Print all of the data below line for line, without changing a single character. Leave the pictures out of your output.

■ ■ ■

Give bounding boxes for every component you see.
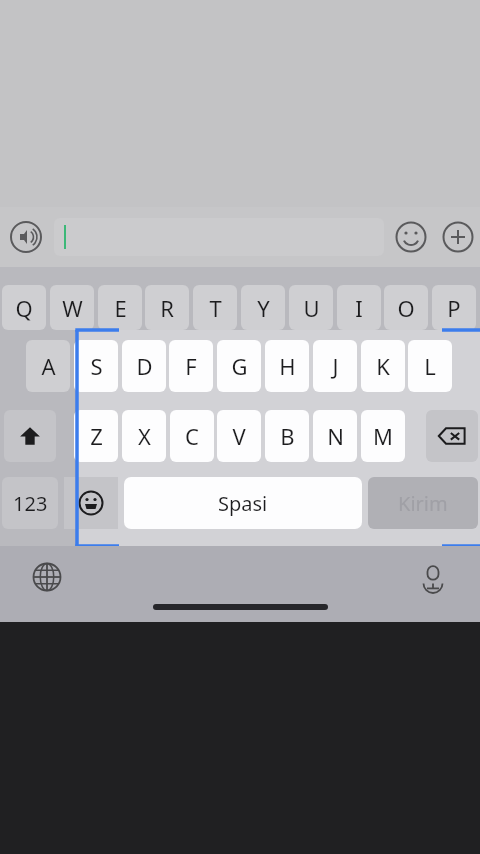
button[interactable]: Z — [74, 410, 118, 462]
button[interactable]: D — [122, 340, 166, 392]
staticText: E — [114, 293, 127, 323]
staticText: V — [232, 421, 246, 451]
staticText: D — [136, 351, 153, 381]
staticText: R — [160, 293, 174, 323]
button[interactable]: T — [193, 285, 237, 330]
staticText: S — [90, 351, 103, 381]
staticText: X — [138, 421, 151, 451]
button[interactable]: W — [50, 285, 94, 330]
button[interactable]: Spasi — [124, 477, 362, 529]
staticText: U — [303, 293, 320, 323]
button[interactable]: I — [337, 285, 381, 330]
button[interactable]: Backspace — [426, 410, 478, 462]
staticText: F — [185, 351, 197, 381]
button[interactable]: R — [145, 285, 189, 330]
staticText: Z — [90, 421, 103, 451]
button[interactable] — [54, 218, 384, 256]
button[interactable]: U — [289, 285, 333, 330]
button[interactable]: B — [265, 410, 309, 462]
button[interactable]: E — [98, 285, 142, 330]
button[interactable]: Voice message — [8, 219, 44, 255]
button[interactable]: Y — [241, 285, 285, 330]
staticText: O — [397, 293, 415, 323]
button[interactable]: X — [122, 410, 166, 462]
button[interactable]: 123 — [2, 477, 58, 529]
button[interactable]: Change keyboard language — [26, 556, 68, 598]
button[interactable]: Emoji — [393, 219, 429, 255]
staticText: Q — [15, 293, 33, 323]
button[interactable]: Q — [2, 285, 46, 330]
staticText: W — [62, 293, 83, 323]
button[interactable]: J — [313, 340, 357, 392]
staticText: I — [355, 293, 363, 323]
staticText: J — [332, 351, 339, 381]
staticText: G — [231, 351, 248, 381]
staticText: Spasi — [218, 490, 268, 517]
staticText: T — [209, 293, 222, 323]
button[interactable]: G — [217, 340, 261, 392]
staticText: M — [373, 421, 393, 451]
button[interactable]: A — [26, 340, 70, 392]
button[interactable]: M — [361, 410, 405, 462]
button[interactable]: Attach — [440, 219, 476, 255]
button[interactable]: V — [217, 410, 261, 462]
button[interactable]: L — [408, 340, 452, 392]
button[interactable]: P — [432, 285, 476, 330]
staticText: 123 — [13, 490, 48, 517]
button[interactable]: Emoji keyboard — [64, 477, 118, 529]
button[interactable]: S — [74, 340, 118, 392]
staticText: Y — [257, 293, 270, 323]
button[interactable]: Shift — [4, 410, 56, 462]
staticText: C — [185, 421, 199, 451]
button[interactable]: H — [265, 340, 309, 392]
staticText: B — [280, 421, 295, 451]
button[interactable]: Kirim — [368, 477, 478, 529]
button[interactable]: Voice input — [412, 556, 454, 598]
button[interactable]: F — [169, 340, 213, 392]
staticText: A — [41, 351, 56, 381]
button[interactable]: N — [313, 410, 357, 462]
button[interactable]: C — [170, 410, 214, 462]
staticText: Kirim — [398, 490, 448, 517]
button[interactable]: O — [384, 285, 428, 330]
button[interactable]: K — [361, 340, 405, 392]
staticText: N — [327, 421, 344, 451]
staticText: L — [424, 351, 436, 381]
staticText: K — [376, 351, 390, 381]
staticText: P — [447, 293, 461, 323]
staticText: H — [279, 351, 296, 381]
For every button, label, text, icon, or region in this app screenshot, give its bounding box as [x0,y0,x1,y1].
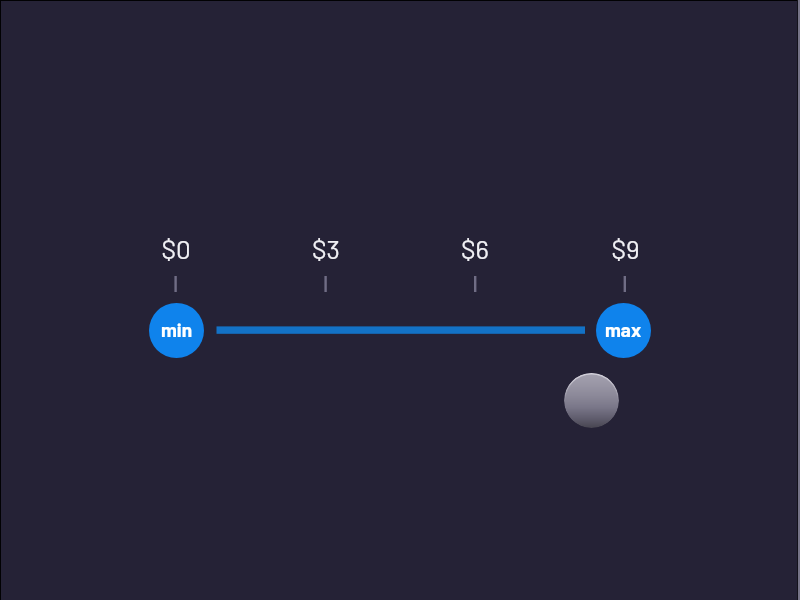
staticText: $0 [161,233,191,264]
button[interactable]: min [149,303,204,358]
staticText: min [161,318,193,341]
button[interactable]: Drag handle [564,373,619,428]
staticText: $6 [461,233,489,264]
staticText: max [605,318,642,341]
staticText: $3 [312,233,340,264]
button[interactable]: max [596,303,651,358]
staticText: $9 [611,233,640,264]
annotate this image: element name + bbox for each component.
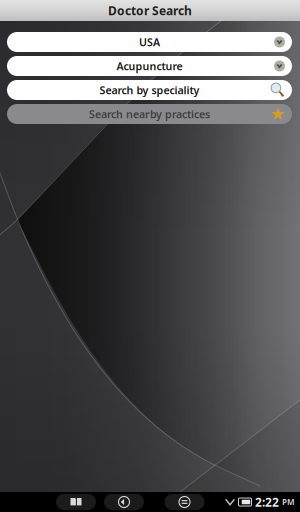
staticText: Acupuncture bbox=[116, 59, 182, 73]
button[interactable]: Back bbox=[104, 494, 144, 510]
button[interactable]: Acupuncture bbox=[7, 56, 292, 76]
staticText: PM bbox=[282, 497, 295, 507]
staticText: Search nearby practices bbox=[89, 107, 210, 121]
button[interactable]: Search by speciality bbox=[7, 80, 292, 100]
staticText: Doctor Search bbox=[108, 2, 192, 18]
button[interactable]: Menu bbox=[164, 494, 204, 510]
button[interactable]: USA bbox=[7, 32, 292, 52]
staticText: 2:22 bbox=[255, 494, 279, 510]
staticText: Search by speciality bbox=[100, 83, 200, 97]
button[interactable]: Recents bbox=[56, 494, 96, 510]
button[interactable]: Search nearby practices bbox=[7, 104, 292, 124]
staticText: USA bbox=[139, 35, 160, 49]
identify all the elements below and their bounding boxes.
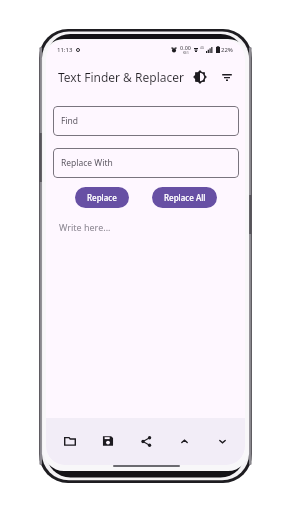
staticText: Find [61, 115, 79, 127]
button[interactable]: Previous [172, 429, 196, 453]
staticText: Replace With [61, 157, 113, 169]
button[interactable]: Share [134, 429, 158, 453]
button[interactable]: Filter [217, 67, 237, 87]
button[interactable]: Replace All [152, 187, 217, 208]
staticText: 22% [221, 46, 233, 54]
staticText: Write here... [59, 221, 111, 233]
button[interactable]: Open folder [58, 429, 82, 453]
staticText: Replace All [164, 192, 206, 203]
staticText: Replace [87, 192, 117, 203]
button[interactable]: Save [96, 429, 120, 453]
button[interactable]: Replace [75, 187, 129, 208]
button[interactable]: Replace With [53, 148, 239, 178]
staticText: Text Finder & Replacer [58, 69, 184, 85]
staticText: 4G [200, 46, 205, 50]
button[interactable]: Toggle theme [190, 67, 210, 87]
staticText: 0.00 [180, 44, 191, 51]
button[interactable]: Find [53, 106, 239, 136]
staticText: 11:13 [57, 46, 73, 54]
staticText: KB/S [183, 51, 189, 55]
button[interactable]: Next [210, 429, 234, 453]
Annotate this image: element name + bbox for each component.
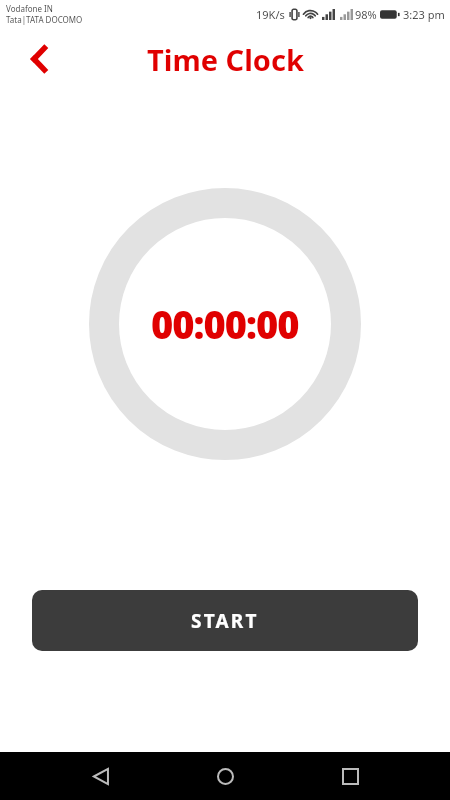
button[interactable]: START bbox=[32, 590, 418, 651]
staticText: 3:23 pm bbox=[403, 7, 445, 22]
staticText: 19K/s bbox=[256, 7, 285, 22]
staticText: Vodafone IN bbox=[6, 3, 53, 14]
staticText: 98% bbox=[355, 7, 377, 22]
button[interactable]: Home bbox=[201, 752, 249, 800]
button[interactable]: Back bbox=[20, 39, 60, 79]
button[interactable]: Recents bbox=[326, 752, 374, 800]
staticText: Time Clock bbox=[147, 40, 304, 79]
staticText: 00:00:00 bbox=[151, 298, 299, 350]
staticText: START bbox=[191, 608, 259, 634]
staticText: Tata|TATA DOCOMO bbox=[6, 14, 83, 25]
button[interactable]: Back bbox=[77, 752, 125, 800]
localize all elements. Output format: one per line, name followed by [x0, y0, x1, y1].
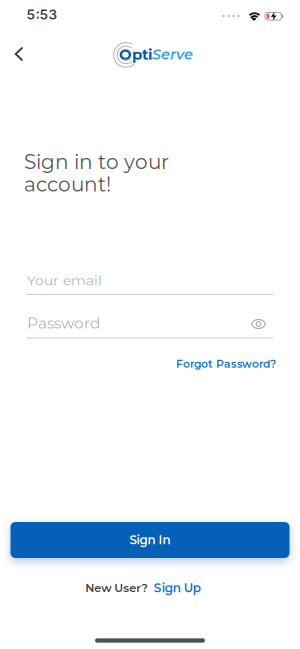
button[interactable]	[6, 38, 32, 70]
staticText: Opti	[119, 45, 152, 63]
staticText: Your email	[27, 272, 102, 289]
staticText: Serve	[152, 46, 193, 63]
button[interactable]: Sign Up	[154, 581, 201, 595]
staticText: 5:53	[26, 6, 58, 23]
staticText: Sign in to your	[24, 150, 169, 174]
staticText: New User?	[85, 581, 148, 595]
staticText: Sign In	[130, 533, 170, 547]
staticText: Sign Up	[154, 581, 201, 595]
staticText: Password	[27, 314, 100, 332]
staticText: account!	[24, 172, 111, 196]
button[interactable]: Sign In	[10, 522, 290, 558]
button[interactable]	[248, 315, 270, 333]
staticText: Forgot Password?	[176, 357, 276, 371]
button[interactable]: Forgot Password?	[176, 357, 276, 371]
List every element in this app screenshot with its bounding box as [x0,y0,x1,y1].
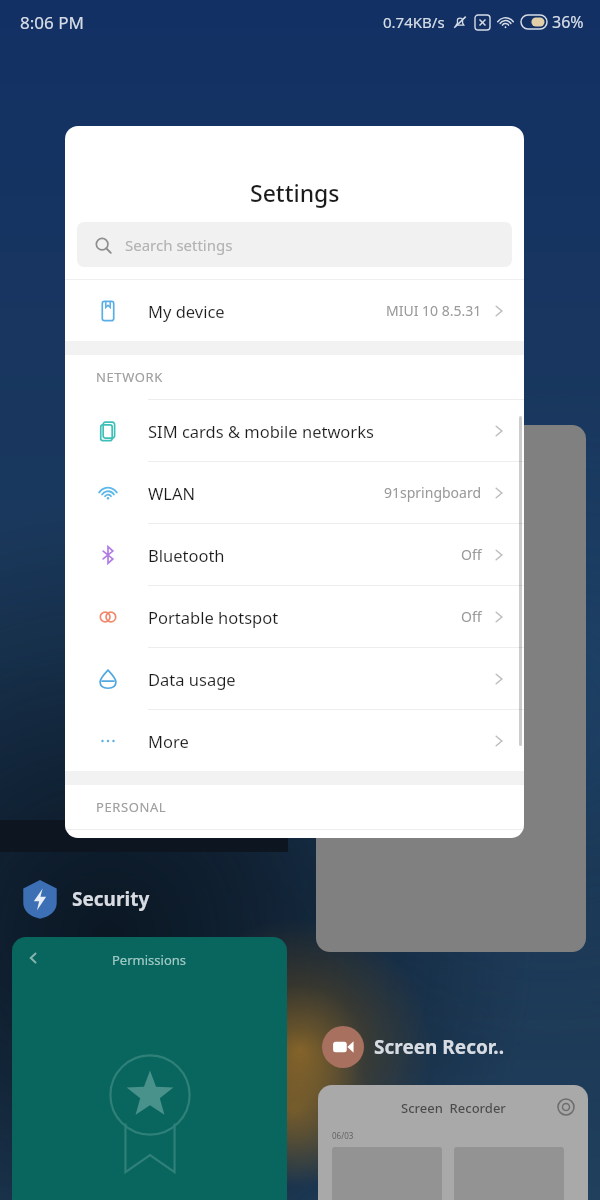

■ ■ ■

ANSWER TO THE TASK >>
Give bounding boxes for every component you see.
button[interactable]: Z — [74, 410, 118, 462]
button[interactable]: D — [122, 340, 166, 392]
staticText: E — [114, 293, 127, 323]
staticText: V — [232, 421, 246, 451]
staticText: D — [136, 351, 153, 381]
staticText: R — [160, 293, 174, 323]
button[interactable]: T — [193, 285, 237, 330]
staticText: S — [90, 351, 103, 381]
staticText: X — [138, 421, 151, 451]
button[interactable]: W — [50, 285, 94, 330]
button[interactable]: Spasi — [124, 477, 362, 529]
staticText: U — [303, 293, 320, 323]
button[interactable]: I — [337, 285, 381, 330]
button[interactable]: Backspace — [426, 410, 478, 462]
staticText: F — [185, 351, 197, 381]
button[interactable]: R — [145, 285, 189, 330]
staticText: Z — [90, 421, 103, 451]
button[interactable] — [54, 218, 384, 256]
button[interactable]: U — [289, 285, 333, 330]
button[interactable]: B — [265, 410, 309, 462]
button[interactable]: E — [98, 285, 142, 330]
button[interactable]: Voice message — [8, 219, 44, 255]
button[interactable]: Y — [241, 285, 285, 330]
staticText: O — [397, 293, 415, 323]
button[interactable]: X — [122, 410, 166, 462]
button[interactable]: 123 — [2, 477, 58, 529]
button[interactable]: Change keyboard language — [26, 556, 68, 598]
button[interactable]: Emoji — [393, 219, 429, 255]
staticText: Q — [15, 293, 33, 323]
button[interactable]: Q — [2, 285, 46, 330]
staticText: W — [62, 293, 83, 323]
button[interactable]: J — [313, 340, 357, 392]
staticText: I — [355, 293, 363, 323]
staticText: J — [332, 351, 339, 381]
staticText: G — [231, 351, 248, 381]
staticText: Spasi — [218, 490, 268, 517]
staticText: T — [209, 293, 222, 323]
button[interactable]: G — [217, 340, 261, 392]
staticText: M — [373, 421, 393, 451]
button[interactable]: A — [26, 340, 70, 392]
button[interactable]: M — [361, 410, 405, 462]
button[interactable]: Attach — [440, 219, 476, 255]
button[interactable]: V — [217, 410, 261, 462]
button[interactable]: L — [408, 340, 452, 392]
button[interactable]: P — [432, 285, 476, 330]
staticText: 123 — [13, 490, 48, 517]
button[interactable]: Emoji keyboard — [64, 477, 118, 529]
button[interactable]: S — [74, 340, 118, 392]
staticText: Y — [257, 293, 270, 323]
button[interactable]: Shift — [4, 410, 56, 462]
staticText: C — [185, 421, 199, 451]
button[interactable]: H — [265, 340, 309, 392]
staticText: B — [280, 421, 295, 451]
button[interactable]: Kirim — [368, 477, 478, 529]
button[interactable]: Voice input — [412, 556, 454, 598]
button[interactable]: F — [169, 340, 213, 392]
staticText: A — [41, 351, 56, 381]
button[interactable]: N — [313, 410, 357, 462]
button[interactable]: C — [170, 410, 214, 462]
staticText: Kirim — [398, 490, 448, 517]
button[interactable]: O — [384, 285, 428, 330]
button[interactable]: K — [361, 340, 405, 392]
staticText: N — [327, 421, 344, 451]
staticText: L — [424, 351, 436, 381]
staticText: K — [376, 351, 390, 381]
staticText: P — [447, 293, 461, 323]
staticText: H — [279, 351, 296, 381]
For every button, label, text, icon, or region in this app screenshot, give its bounding box as [x0,y0,x1,y1].
staticText: $0 [161,233,191,264]
button[interactable]: min [149,303,204,358]
staticText: min [161,318,193,341]
button[interactable]: Drag handle [564,373,619,428]
staticText: $6 [461,233,489,264]
staticText: max [605,318,642,341]
staticText: $3 [312,233,340,264]
button[interactable]: max [596,303,651,358]
staticText: $9 [611,233,640,264]
annotate this image: element name + bbox for each component.
staticText: Acupuncture bbox=[116, 59, 182, 73]
button[interactable]: Back bbox=[104, 494, 144, 510]
button[interactable]: Acupuncture bbox=[7, 56, 292, 76]
staticText: PM bbox=[282, 497, 295, 507]
staticText: Search nearby practices bbox=[89, 107, 210, 121]
button[interactable]: Search by speciality bbox=[7, 80, 292, 100]
staticText: Doctor Search bbox=[108, 2, 192, 18]
button[interactable]: Menu bbox=[164, 494, 204, 510]
button[interactable]: USA bbox=[7, 32, 292, 52]
staticText: 2:22 bbox=[255, 494, 279, 510]
staticText: Search by speciality bbox=[100, 83, 200, 97]
button[interactable]: Recents bbox=[56, 494, 96, 510]
button[interactable]: Search nearby practices bbox=[7, 104, 292, 124]
staticText: USA bbox=[139, 35, 160, 49]
identify all the elements below and their bounding boxes.
staticText: Find [61, 115, 79, 127]
button[interactable]: Previous [172, 429, 196, 453]
staticText: Replace With [61, 157, 113, 169]
button[interactable]: Share [134, 429, 158, 453]
button[interactable]: Filter [217, 67, 237, 87]
button[interactable]: Replace All [152, 187, 217, 208]
staticText: 22% [221, 46, 233, 54]
staticText: Write here... [59, 221, 111, 233]
button[interactable]: Open folder [58, 429, 82, 453]
staticText: Replace All [164, 192, 206, 203]
staticText: Replace [87, 192, 117, 203]
button[interactable]: Save [96, 429, 120, 453]
button[interactable]: Replace [75, 187, 129, 208]
button[interactable]: Replace With [53, 148, 239, 178]
staticText: Text Finder & Replacer [58, 69, 184, 85]
staticText: 4G [200, 46, 205, 50]
button[interactable]: Toggle theme [190, 67, 210, 87]
staticText: 0.00 [180, 44, 191, 51]
button[interactable]: Find [53, 106, 239, 136]
staticText: 11:13 [57, 46, 73, 54]
staticText: KB/S [183, 51, 189, 55]
button[interactable]: Next [210, 429, 234, 453]
Annotate this image: element name + bbox for each component.
button[interactable]: START bbox=[32, 590, 418, 651]
staticText: 3:23 pm bbox=[403, 7, 445, 22]
staticText: 19K/s bbox=[256, 7, 285, 22]
staticText: Vodafone IN bbox=[6, 3, 53, 14]
staticText: 98% bbox=[355, 7, 377, 22]
button[interactable]: Home bbox=[201, 752, 249, 800]
button[interactable]: Back bbox=[20, 39, 60, 79]
button[interactable]: Recents bbox=[326, 752, 374, 800]
staticText: Time Clock bbox=[147, 40, 304, 79]
staticText: 00:00:00 bbox=[151, 298, 299, 350]
staticText: START bbox=[191, 608, 259, 634]
staticText: Tata|TATA DOCOMO bbox=[6, 14, 83, 25]
button[interactable]: Back bbox=[77, 752, 125, 800]
localize all elements. Output format: one per line, name followed by [x0, y0, x1, y1].
button[interactable]	[6, 38, 32, 70]
staticText: Opti	[119, 45, 152, 63]
staticText: Your email	[27, 272, 102, 289]
staticText: Serve	[152, 46, 193, 63]
button[interactable]: Sign Up	[154, 581, 201, 595]
staticText: 5:53	[26, 6, 58, 23]
staticText: Sign in to your	[24, 150, 169, 174]
staticText: New User?	[85, 581, 148, 595]
staticText: Sign In	[130, 533, 170, 547]
staticText: Sign Up	[154, 581, 201, 595]
staticText: Password	[27, 314, 100, 332]
staticText: account!	[24, 172, 111, 196]
button[interactable]: Sign In	[10, 522, 290, 558]
button[interactable]	[248, 315, 270, 333]
staticText: Forgot Password?	[176, 357, 276, 371]
button[interactable]: Forgot Password?	[176, 357, 276, 371]
List every element in this app screenshot with its bounding box as [x0,y0,x1,y1].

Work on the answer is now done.